• [Data provided]:

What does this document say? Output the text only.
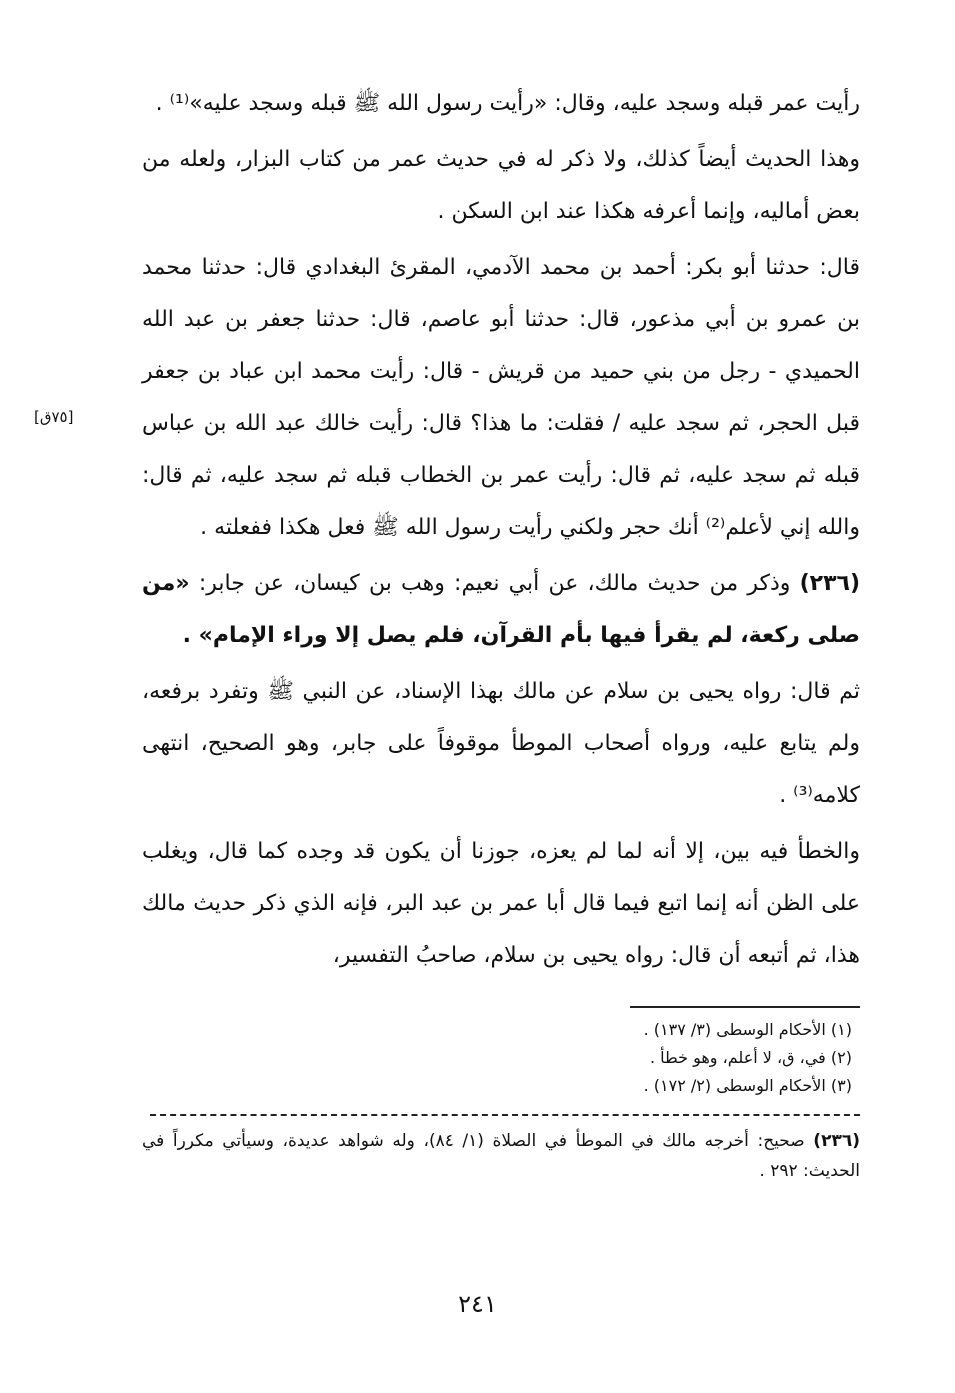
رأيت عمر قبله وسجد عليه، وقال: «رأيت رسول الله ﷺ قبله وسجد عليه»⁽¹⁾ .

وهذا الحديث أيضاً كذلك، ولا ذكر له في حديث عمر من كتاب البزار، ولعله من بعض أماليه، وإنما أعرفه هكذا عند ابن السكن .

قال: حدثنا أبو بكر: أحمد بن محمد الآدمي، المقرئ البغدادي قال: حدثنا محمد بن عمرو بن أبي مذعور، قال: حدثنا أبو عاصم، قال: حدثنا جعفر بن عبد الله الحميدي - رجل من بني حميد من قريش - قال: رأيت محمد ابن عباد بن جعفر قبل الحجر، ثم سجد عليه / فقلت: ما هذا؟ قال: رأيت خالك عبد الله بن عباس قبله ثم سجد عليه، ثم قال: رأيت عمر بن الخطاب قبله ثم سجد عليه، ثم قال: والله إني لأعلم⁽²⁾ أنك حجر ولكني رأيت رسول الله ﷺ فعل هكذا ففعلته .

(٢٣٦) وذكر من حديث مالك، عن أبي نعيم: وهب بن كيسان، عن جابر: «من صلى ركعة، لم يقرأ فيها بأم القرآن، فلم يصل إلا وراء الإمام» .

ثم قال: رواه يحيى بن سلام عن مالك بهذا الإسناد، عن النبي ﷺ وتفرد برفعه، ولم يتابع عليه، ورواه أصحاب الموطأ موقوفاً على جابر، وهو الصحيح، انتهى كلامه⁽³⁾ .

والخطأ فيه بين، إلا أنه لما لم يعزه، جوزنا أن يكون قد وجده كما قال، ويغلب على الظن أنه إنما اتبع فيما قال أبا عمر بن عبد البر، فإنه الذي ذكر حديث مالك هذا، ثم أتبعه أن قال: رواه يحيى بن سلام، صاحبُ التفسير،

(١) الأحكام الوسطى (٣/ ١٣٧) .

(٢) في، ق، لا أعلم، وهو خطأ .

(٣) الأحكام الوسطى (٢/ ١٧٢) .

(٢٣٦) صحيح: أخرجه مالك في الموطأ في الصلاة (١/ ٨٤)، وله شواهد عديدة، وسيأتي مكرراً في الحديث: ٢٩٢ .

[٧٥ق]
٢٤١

* * *

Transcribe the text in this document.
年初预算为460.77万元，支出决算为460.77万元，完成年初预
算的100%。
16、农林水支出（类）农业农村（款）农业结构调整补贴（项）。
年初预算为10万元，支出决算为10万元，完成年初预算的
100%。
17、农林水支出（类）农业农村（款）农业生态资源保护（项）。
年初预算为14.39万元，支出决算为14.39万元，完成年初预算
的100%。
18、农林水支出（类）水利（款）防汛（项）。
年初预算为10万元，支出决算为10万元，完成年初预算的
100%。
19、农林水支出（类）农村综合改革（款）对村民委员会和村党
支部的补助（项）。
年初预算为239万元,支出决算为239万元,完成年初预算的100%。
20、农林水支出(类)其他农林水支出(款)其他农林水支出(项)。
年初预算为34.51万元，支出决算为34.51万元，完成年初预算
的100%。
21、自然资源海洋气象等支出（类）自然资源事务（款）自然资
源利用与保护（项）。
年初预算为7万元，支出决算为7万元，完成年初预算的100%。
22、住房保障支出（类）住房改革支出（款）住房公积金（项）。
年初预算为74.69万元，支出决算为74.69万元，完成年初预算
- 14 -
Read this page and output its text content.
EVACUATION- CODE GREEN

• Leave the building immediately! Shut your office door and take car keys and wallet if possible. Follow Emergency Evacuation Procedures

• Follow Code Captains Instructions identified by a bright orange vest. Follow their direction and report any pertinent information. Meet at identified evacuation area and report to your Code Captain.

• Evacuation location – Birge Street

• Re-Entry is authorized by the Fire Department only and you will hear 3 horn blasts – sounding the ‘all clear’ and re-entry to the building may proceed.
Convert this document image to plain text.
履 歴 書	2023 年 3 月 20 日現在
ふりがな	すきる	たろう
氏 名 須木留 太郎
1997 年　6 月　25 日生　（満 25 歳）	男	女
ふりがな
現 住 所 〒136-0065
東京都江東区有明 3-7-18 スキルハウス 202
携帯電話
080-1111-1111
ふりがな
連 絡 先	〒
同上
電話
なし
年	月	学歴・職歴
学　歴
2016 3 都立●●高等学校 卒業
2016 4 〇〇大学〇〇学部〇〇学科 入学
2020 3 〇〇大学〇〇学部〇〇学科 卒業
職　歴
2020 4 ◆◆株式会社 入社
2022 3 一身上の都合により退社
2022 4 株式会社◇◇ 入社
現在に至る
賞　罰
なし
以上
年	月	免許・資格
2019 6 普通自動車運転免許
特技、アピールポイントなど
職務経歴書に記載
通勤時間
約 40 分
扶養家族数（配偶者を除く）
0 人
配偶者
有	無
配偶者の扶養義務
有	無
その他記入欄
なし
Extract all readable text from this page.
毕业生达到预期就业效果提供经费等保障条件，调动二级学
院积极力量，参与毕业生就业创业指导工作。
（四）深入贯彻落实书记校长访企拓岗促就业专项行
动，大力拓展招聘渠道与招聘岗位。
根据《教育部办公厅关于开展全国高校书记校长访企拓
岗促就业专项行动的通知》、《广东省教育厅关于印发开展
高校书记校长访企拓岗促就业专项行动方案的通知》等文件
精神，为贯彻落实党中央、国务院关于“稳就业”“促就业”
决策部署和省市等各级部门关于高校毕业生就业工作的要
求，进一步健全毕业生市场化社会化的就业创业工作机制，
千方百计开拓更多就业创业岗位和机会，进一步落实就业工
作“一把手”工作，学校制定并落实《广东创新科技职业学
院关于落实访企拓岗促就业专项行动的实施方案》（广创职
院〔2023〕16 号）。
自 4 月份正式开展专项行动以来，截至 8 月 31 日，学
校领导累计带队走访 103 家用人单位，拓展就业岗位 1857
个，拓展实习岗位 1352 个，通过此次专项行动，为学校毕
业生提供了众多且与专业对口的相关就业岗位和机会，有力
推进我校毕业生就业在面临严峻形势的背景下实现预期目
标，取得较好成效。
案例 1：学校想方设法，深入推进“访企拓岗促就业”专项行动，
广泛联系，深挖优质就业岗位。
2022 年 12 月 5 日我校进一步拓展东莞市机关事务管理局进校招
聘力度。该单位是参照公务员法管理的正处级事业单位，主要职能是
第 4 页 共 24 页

--

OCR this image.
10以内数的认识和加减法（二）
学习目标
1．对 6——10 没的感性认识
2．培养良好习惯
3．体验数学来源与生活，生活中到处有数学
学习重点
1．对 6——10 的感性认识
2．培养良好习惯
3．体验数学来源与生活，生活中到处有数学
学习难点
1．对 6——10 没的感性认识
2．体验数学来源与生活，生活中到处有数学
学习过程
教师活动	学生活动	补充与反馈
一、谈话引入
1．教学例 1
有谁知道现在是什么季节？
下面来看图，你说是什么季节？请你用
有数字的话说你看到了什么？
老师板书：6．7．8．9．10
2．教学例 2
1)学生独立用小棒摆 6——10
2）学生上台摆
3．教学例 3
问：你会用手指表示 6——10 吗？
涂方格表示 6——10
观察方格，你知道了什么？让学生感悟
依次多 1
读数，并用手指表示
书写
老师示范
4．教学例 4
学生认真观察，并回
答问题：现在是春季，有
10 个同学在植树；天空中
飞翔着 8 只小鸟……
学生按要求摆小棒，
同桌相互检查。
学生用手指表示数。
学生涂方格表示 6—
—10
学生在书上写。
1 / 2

• [Exercise brief]: In the records above, locate each line with the word "Follow". Copy all such lines.

• [Response for this exercise]:
• Leave the building immediately! Shut your office door and take car keys and wallet if possible. Follow Emergency Evacuation Procedures
• Follow Code Captains Instructions identified by a bright orange vest. Follow their direction and report any pertinent information. Meet at identified evacuation area and report to your Code Captain.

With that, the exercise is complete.